# Dataset items:
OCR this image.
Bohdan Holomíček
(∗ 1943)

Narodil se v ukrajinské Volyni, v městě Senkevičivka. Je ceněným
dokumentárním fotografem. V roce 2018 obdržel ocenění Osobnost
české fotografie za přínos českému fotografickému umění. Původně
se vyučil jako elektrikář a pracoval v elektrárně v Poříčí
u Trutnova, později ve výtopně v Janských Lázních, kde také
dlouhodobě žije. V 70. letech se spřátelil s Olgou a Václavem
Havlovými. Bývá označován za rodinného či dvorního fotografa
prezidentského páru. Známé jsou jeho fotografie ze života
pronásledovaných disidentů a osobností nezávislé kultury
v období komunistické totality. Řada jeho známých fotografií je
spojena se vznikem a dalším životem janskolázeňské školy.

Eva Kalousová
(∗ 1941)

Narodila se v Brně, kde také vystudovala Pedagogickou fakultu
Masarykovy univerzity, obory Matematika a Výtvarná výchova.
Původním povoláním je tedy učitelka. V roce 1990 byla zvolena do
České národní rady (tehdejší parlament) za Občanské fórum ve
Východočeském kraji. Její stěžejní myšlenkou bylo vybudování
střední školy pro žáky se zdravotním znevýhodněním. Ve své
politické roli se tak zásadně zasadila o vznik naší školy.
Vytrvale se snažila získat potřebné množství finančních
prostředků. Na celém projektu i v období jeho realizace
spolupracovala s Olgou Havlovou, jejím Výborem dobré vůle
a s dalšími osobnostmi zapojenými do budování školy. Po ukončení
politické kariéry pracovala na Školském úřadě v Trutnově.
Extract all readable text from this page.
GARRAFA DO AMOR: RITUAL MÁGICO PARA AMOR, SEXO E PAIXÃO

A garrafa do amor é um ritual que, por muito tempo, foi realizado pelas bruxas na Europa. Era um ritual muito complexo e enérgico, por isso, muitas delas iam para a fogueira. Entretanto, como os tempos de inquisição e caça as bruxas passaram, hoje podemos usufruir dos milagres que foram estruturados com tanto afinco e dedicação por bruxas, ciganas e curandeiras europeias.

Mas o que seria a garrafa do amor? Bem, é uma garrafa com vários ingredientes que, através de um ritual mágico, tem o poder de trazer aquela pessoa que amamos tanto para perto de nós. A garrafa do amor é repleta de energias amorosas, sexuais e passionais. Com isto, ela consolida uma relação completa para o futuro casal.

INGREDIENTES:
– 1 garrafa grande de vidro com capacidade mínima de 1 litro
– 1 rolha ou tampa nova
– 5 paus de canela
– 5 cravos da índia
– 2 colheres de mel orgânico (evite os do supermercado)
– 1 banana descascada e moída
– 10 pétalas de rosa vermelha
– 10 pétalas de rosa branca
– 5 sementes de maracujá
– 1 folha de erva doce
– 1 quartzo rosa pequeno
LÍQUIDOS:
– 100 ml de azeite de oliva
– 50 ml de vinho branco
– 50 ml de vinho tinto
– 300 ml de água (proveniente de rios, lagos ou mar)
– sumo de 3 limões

# Your objective:
Provide only the number of lines in the records containing the string "roce".

# Expected answer:
2